Um dos argumentos utilizados diz respeito ao facto de as alterações verificadas nas ligações neuronais que ocorrem nos centros de atenção, controlo e processamento de emoções serem semelhantes às presentes em dependentes de droga.

“A maior parte das pessoas, mesmo que faça uso da tecnologia durante horas excessivas ainda não o entende como uma adição até porque é um vício muito aceite e integrado na nossa sociedade", explica Alexandra Rosa, psicóloga no Hospital Lusíadas Lisboa.

"O facto de ainda não termos chegado aos níveis da China ou da Coreia do Sul tem a ver com aspetos culturais e com o nosso clima, entre outros fatores”, considera. “Cultivamos o gosto pelo convívio pessoal. Em países em que se vive de forma mais isolada, pode atingir-se essa proporção na ordem da patologia", alerta a psicóloga”.

Na China e nos Estados Unidos já há clinicas de “desintoxicação tecnológica”, embora nos Estados Unidos o vício na Internet ainda não seja reconhecido como doença. De qualquer modo, é provável que a Associação Americana de Psiquiatria venha a incluí-lo na próxima revisão do seu manual diagnóstico e estatístico de perturbações mentais, tal como acabou por acontecer, em 2013, com o vício relativo aos jogos, que abriu o precedente.

A partir daí foram vários os estudos e teses publicados em jornais e revistas da área média que defendem a classificação dos vícios em redor das tecnologias e dispositivos tecnológicos como tal.
= = = = = = =
:: A tarefa ::
Transcreva do texto sobre o vício em tecnologia o trecho que começa em "Um dos argumentos" e termina em "dependentes de droga.".

(Entradas retiradas de uma coleção)
= = = = = = =
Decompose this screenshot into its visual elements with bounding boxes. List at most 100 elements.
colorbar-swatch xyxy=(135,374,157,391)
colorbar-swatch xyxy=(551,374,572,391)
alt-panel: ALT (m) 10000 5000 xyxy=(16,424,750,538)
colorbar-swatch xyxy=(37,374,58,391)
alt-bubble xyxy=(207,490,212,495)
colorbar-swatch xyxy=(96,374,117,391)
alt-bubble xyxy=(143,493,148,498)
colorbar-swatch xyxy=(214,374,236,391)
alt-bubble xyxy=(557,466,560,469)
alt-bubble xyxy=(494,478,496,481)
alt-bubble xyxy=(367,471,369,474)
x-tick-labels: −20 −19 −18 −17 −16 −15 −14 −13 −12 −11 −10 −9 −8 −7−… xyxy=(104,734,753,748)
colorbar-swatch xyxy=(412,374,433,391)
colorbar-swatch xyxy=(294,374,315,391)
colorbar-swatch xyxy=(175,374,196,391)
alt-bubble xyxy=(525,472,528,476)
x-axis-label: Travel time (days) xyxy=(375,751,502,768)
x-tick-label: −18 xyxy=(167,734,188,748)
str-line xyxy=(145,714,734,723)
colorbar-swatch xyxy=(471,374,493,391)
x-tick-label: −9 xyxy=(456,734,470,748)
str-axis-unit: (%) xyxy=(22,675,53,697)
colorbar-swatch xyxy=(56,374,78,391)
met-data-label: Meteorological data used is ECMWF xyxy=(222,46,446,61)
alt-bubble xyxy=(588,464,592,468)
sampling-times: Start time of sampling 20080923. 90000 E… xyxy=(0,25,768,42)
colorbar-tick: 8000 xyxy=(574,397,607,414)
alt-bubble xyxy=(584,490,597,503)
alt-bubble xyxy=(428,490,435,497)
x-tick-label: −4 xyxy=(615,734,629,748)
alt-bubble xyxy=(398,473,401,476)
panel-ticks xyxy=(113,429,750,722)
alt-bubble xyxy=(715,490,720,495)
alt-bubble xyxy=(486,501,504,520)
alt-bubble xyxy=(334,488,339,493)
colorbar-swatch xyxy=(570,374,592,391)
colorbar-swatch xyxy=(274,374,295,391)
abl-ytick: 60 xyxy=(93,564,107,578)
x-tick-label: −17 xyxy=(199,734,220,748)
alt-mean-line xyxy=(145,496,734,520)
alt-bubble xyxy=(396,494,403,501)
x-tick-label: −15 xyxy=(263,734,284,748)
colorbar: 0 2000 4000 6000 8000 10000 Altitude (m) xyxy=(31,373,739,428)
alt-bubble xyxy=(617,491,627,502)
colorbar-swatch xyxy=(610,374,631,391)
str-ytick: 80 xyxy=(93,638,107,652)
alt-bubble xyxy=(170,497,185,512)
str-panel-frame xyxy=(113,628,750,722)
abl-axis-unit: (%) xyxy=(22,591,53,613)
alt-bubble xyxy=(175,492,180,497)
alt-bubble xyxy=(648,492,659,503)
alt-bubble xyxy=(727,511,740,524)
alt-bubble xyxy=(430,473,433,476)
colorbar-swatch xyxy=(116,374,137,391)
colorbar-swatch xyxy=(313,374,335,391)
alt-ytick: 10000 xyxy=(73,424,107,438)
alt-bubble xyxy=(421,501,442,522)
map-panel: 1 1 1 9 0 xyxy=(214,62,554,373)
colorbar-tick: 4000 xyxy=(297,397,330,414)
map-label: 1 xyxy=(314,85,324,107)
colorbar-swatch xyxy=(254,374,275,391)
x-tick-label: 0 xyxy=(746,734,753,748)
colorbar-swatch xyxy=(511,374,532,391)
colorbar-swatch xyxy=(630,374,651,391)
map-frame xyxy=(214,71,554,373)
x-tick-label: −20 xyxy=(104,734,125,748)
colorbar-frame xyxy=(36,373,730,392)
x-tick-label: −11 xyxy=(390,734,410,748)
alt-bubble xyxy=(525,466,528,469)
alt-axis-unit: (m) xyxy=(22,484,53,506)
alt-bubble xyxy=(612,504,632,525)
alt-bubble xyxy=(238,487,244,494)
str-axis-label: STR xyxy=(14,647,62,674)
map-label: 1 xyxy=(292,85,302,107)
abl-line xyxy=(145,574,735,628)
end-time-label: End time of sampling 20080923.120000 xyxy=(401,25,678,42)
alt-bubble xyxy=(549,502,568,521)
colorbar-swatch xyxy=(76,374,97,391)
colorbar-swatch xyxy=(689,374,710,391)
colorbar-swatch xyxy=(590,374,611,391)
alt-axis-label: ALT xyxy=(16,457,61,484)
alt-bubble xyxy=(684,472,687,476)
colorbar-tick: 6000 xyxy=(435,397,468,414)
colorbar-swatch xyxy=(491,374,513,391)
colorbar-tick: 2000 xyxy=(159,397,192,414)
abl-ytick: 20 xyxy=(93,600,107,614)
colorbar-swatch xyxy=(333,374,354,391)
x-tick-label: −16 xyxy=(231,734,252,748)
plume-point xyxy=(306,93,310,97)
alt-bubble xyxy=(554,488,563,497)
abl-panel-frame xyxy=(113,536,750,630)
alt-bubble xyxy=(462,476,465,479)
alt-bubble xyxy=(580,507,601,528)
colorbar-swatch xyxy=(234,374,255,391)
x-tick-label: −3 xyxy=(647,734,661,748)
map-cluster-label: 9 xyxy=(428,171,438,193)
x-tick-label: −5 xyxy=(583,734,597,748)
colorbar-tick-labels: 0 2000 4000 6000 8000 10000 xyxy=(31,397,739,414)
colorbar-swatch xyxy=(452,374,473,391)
= = = = = = =
:: Resposta à tarefa ::
Um dos argumentos utilizados diz respeito ao facto de as alterações verificadas nas ligações neuronais que ocorrem nos centros de atenção, controlo e processamento de emoções serem semelhantes às presentes em dependentes de droga.